== DATASET EXTRACT

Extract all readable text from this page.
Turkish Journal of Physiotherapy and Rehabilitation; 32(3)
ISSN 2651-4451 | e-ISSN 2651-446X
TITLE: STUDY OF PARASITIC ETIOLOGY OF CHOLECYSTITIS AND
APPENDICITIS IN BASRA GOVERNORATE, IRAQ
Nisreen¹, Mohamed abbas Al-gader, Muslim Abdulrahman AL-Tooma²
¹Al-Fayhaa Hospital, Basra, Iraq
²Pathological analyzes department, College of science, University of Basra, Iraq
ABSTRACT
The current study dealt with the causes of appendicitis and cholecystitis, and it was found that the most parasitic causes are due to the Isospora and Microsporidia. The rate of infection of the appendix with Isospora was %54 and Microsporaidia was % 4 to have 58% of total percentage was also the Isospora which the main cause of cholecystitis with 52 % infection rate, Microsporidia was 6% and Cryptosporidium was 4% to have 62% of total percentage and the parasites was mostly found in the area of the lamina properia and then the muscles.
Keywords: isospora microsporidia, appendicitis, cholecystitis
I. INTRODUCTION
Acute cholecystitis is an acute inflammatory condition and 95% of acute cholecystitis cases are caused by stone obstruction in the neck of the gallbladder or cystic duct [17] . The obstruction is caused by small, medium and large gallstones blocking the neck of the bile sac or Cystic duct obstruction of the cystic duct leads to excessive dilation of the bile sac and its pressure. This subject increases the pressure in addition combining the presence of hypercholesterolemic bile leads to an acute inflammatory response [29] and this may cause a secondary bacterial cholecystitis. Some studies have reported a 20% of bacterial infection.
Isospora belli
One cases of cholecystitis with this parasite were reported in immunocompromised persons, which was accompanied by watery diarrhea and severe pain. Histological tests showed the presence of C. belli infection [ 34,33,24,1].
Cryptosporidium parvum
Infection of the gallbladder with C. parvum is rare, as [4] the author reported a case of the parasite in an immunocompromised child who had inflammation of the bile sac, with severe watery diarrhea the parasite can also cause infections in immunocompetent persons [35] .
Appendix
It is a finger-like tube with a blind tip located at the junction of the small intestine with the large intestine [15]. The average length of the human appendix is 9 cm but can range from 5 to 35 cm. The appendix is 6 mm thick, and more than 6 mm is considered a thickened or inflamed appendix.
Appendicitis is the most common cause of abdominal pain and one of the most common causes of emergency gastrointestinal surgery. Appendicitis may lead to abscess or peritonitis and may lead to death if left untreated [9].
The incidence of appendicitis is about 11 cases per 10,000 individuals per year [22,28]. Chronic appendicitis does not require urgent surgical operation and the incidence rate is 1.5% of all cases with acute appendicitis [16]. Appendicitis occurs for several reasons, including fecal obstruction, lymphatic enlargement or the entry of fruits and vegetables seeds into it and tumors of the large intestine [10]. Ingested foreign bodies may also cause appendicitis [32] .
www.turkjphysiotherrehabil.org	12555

====

YOUR INSTRUCTIONS: Find all lines holding the word "belli" in the records above and copy them.

RESULT:
Isospora belli
One cases of cholecystitis with this parasite were reported in immunocompromised persons, which was accompanied by watery diarrhea and severe pain. Histological tests showed the presence of C. belli infection [ 34,33,24,1].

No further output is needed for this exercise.